» **DESCRIPTION OF THE TASK**
Without the pictures, repeat the listing character for character.

» **EXTRACTED INFORMATION**
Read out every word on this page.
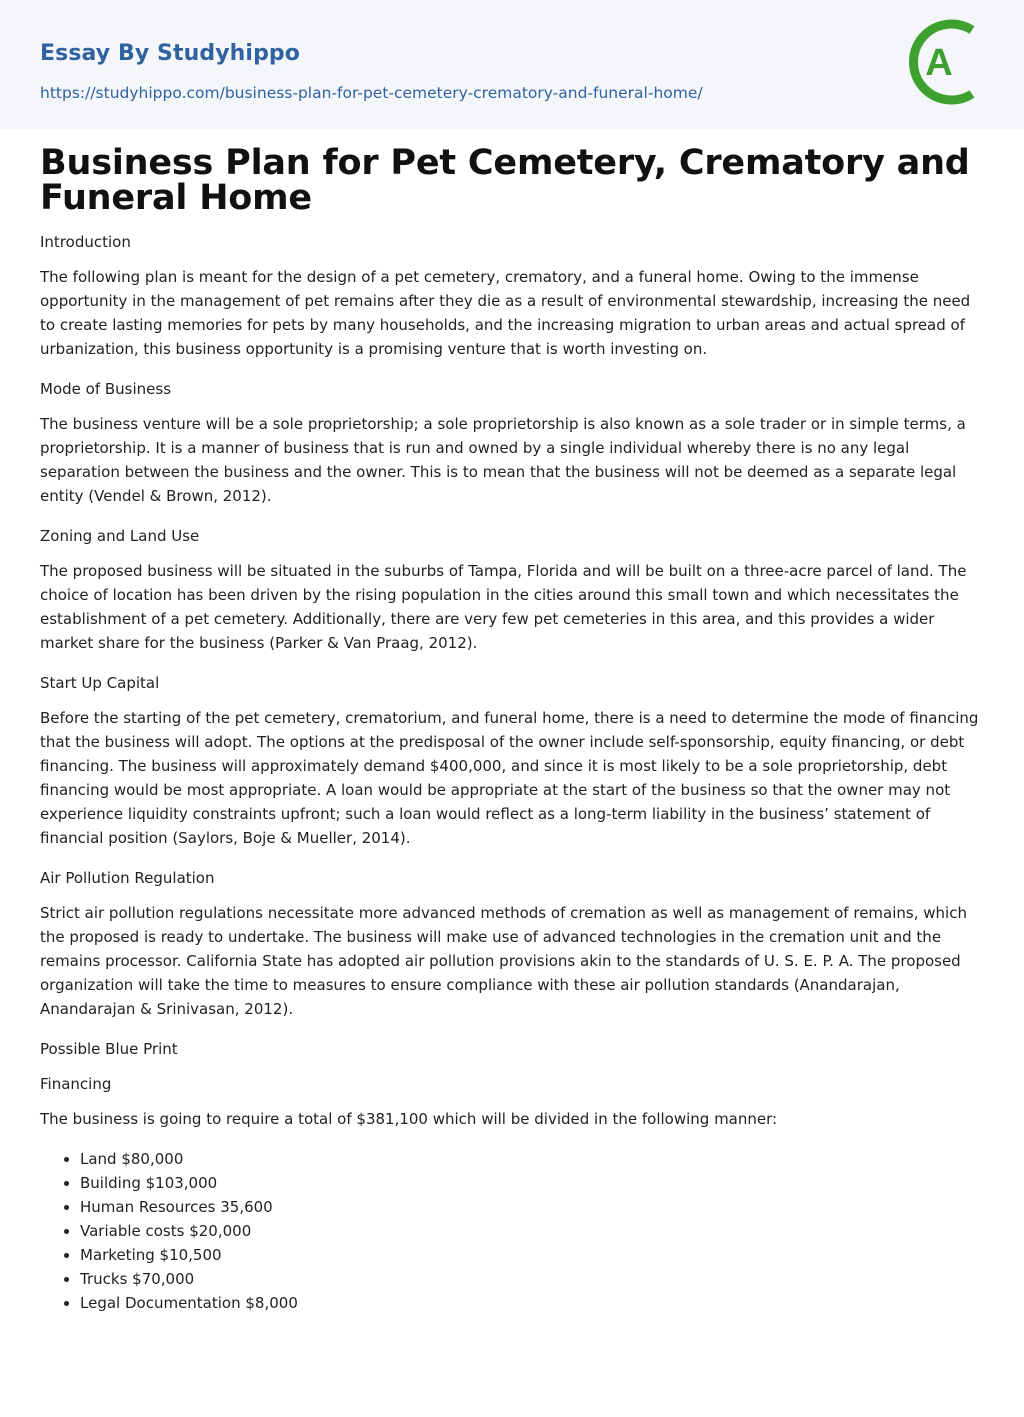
Essay By Studyhippo
https://studyhippo.com/business-plan-for-pet-cemetery-crematory-and-funeral-home/
A
Business Plan for Pet Cemetery, Crematory and Funeral Home
Introduction

The following plan is meant for the design of a pet cemetery, crematory, and a funeral home. Owing to the immense opportunity in the management of pet remains after they die as a result of environmental stewardship, increasing the need to create lasting memories for pets by many households, and the increasing migration to urban areas and actual spread of urbanization, this business opportunity is a promising venture that is worth investing on.

Mode of Business

The business venture will be a sole proprietorship; a sole proprietorship is also known as a sole trader or in simple terms, a proprietorship. It is a manner of business that is run and owned by a single individual whereby there is no any legal separation between the business and the owner. This is to mean that the business will not be deemed as a separate legal entity (Vendel & Brown, 2012).

Zoning and Land Use

The proposed business will be situated in the suburbs of Tampa, Florida and will be built on a three-acre parcel of land. The choice of location has been driven by the rising population in the cities around this small town and which necessitates the establishment of a pet cemetery. Additionally, there are very few pet cemeteries in this area, and this provides a wider market share for the business (Parker & Van Praag, 2012).

Start Up Capital

Before the starting of the pet cemetery, crematorium, and funeral home, there is a need to determine the mode of financing that the business will adopt. The options at the predisposal of the owner include self-sponsorship, equity financing, or debt financing. The business will approximately demand $400,000, and since it is most likely to be a sole proprietorship, debt financing would be most appropriate. A loan would be appropriate at the start of the business so that the owner may not experience liquidity constraints upfront; such a loan would reflect as a long-term liability in the business’ statement of financial position (Saylors, Boje & Mueller, 2014).

Air Pollution Regulation

Strict air pollution regulations necessitate more advanced methods of cremation as well as management of remains, which the proposed is ready to undertake. The business will make use of advanced technologies in the cremation unit and the remains processor. California State has adopted air pollution provisions akin to the standards of U. S. E. P. A. The proposed organization will take the time to measures to ensure compliance with these air pollution standards (Anandarajan, Anandarajan & Srinivasan, 2012).

Possible Blue Print
Financing

The business is going to require a total of $381,100 which will be divided in the following manner:

• Land $80,000
• Building $103,000
• Human Resources 35,600
• Variable costs $20,000
• Marketing $10,500
• Trucks $70,000
• Legal Documentation $8,000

» **SOLUTION FOR THIS EXERCISE**
Read out every word on this page.
Essay By Studyhippo
https://studyhippo.com/business-plan-for-pet-cemetery-crematory-and-funeral-home/
A
Business Plan for Pet Cemetery, Crematory and Funeral Home
Introduction

The following plan is meant for the design of a pet cemetery, crematory, and a funeral home. Owing to the immense opportunity in the management of pet remains after they die as a result of environmental stewardship, increasing the need to create lasting memories for pets by many households, and the increasing migration to urban areas and actual spread of urbanization, this business opportunity is a promising venture that is worth investing on.

Mode of Business

The business venture will be a sole proprietorship; a sole proprietorship is also known as a sole trader or in simple terms, a proprietorship. It is a manner of business that is run and owned by a single individual whereby there is no any legal separation between the business and the owner. This is to mean that the business will not be deemed as a separate legal entity (Vendel & Brown, 2012).

Zoning and Land Use

The proposed business will be situated in the suburbs of Tampa, Florida and will be built on a three-acre parcel of land. The choice of location has been driven by the rising population in the cities around this small town and which necessitates the establishment of a pet cemetery. Additionally, there are very few pet cemeteries in this area, and this provides a wider market share for the business (Parker & Van Praag, 2012).

Start Up Capital

Before the starting of the pet cemetery, crematorium, and funeral home, there is a need to determine the mode of financing that the business will adopt. The options at the predisposal of the owner include self-sponsorship, equity financing, or debt financing. The business will approximately demand $400,000, and since it is most likely to be a sole proprietorship, debt financing would be most appropriate. A loan would be appropriate at the start of the business so that the owner may not experience liquidity constraints upfront; such a loan would reflect as a long-term liability in the business’ statement of financial position (Saylors, Boje & Mueller, 2014).

Air Pollution Regulation

Strict air pollution regulations necessitate more advanced methods of cremation as well as management of remains, which the proposed is ready to undertake. The business will make use of advanced technologies in the cremation unit and the remains processor. California State has adopted air pollution provisions akin to the standards of U. S. E. P. A. The proposed organization will take the time to measures to ensure compliance with these air pollution standards (Anandarajan, Anandarajan & Srinivasan, 2012).

Possible Blue Print
Financing

The business is going to require a total of $381,100 which will be divided in the following manner:

• Land $80,000
• Building $103,000
• Human Resources 35,600
• Variable costs $20,000
• Marketing $10,500
• Trucks $70,000
• Legal Documentation $8,000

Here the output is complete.